***** Information given

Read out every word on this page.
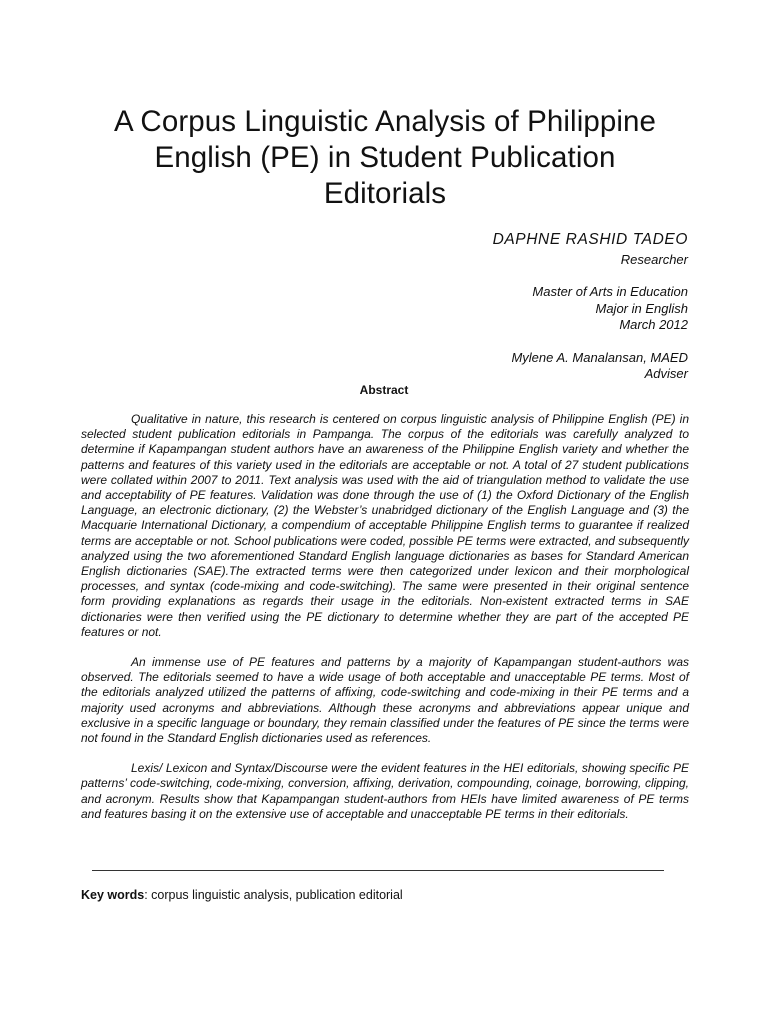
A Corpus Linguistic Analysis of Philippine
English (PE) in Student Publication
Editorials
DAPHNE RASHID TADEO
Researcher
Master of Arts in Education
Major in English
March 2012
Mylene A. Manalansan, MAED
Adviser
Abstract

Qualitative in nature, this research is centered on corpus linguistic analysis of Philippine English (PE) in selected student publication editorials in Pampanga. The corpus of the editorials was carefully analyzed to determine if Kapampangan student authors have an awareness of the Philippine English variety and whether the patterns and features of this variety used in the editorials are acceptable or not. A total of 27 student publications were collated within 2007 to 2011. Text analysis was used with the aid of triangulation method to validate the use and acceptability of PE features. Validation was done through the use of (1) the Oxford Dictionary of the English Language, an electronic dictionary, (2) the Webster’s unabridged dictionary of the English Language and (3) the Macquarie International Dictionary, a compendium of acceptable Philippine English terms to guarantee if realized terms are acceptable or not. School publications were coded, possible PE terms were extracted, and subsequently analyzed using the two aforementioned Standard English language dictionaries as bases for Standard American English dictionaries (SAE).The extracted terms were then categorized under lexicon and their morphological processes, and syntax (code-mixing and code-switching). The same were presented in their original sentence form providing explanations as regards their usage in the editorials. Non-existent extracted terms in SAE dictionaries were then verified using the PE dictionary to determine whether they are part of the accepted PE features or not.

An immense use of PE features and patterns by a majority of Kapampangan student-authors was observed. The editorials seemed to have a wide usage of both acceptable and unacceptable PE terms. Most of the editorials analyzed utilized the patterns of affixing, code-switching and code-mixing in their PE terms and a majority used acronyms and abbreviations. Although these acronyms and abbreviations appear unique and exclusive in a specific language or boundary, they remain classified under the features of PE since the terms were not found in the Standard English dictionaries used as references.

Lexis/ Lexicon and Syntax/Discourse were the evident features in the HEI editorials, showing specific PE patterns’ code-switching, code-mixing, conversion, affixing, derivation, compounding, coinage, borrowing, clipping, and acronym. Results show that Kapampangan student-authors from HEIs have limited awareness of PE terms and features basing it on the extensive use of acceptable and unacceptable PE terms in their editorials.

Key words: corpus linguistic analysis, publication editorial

**********

Problem description | Every record must be copied exactly, with images dropped from the result.

Output below |
Read out every word on this page.
A Corpus Linguistic Analysis of Philippine
English (PE) in Student Publication
Editorials
DAPHNE RASHID TADEO
Researcher
Master of Arts in Education
Major in English
March 2012
Mylene A. Manalansan, MAED
Adviser
Abstract

Qualitative in nature, this research is centered on corpus linguistic analysis of Philippine English (PE) in selected student publication editorials in Pampanga. The corpus of the editorials was carefully analyzed to determine if Kapampangan student authors have an awareness of the Philippine English variety and whether the patterns and features of this variety used in the editorials are acceptable or not. A total of 27 student publications were collated within 2007 to 2011. Text analysis was used with the aid of triangulation method to validate the use and acceptability of PE features. Validation was done through the use of (1) the Oxford Dictionary of the English Language, an electronic dictionary, (2) the Webster’s unabridged dictionary of the English Language and (3) the Macquarie International Dictionary, a compendium of acceptable Philippine English terms to guarantee if realized terms are acceptable or not. School publications were coded, possible PE terms were extracted, and subsequently analyzed using the two aforementioned Standard English language dictionaries as bases for Standard American English dictionaries (SAE).The extracted terms were then categorized under lexicon and their morphological processes, and syntax (code-mixing and code-switching). The same were presented in their original sentence form providing explanations as regards their usage in the editorials. Non-existent extracted terms in SAE dictionaries were then verified using the PE dictionary to determine whether they are part of the accepted PE features or not.

An immense use of PE features and patterns by a majority of Kapampangan student-authors was observed. The editorials seemed to have a wide usage of both acceptable and unacceptable PE terms. Most of the editorials analyzed utilized the patterns of affixing, code-switching and code-mixing in their PE terms and a majority used acronyms and abbreviations. Although these acronyms and abbreviations appear unique and exclusive in a specific language or boundary, they remain classified under the features of PE since the terms were not found in the Standard English dictionaries used as references.

Lexis/ Lexicon and Syntax/Discourse were the evident features in the HEI editorials, showing specific PE patterns’ code-switching, code-mixing, conversion, affixing, derivation, compounding, coinage, borrowing, clipping, and acronym. Results show that Kapampangan student-authors from HEIs have limited awareness of PE terms and features basing it on the extensive use of acceptable and unacceptable PE terms in their editorials.

Key words: corpus linguistic analysis, publication editorial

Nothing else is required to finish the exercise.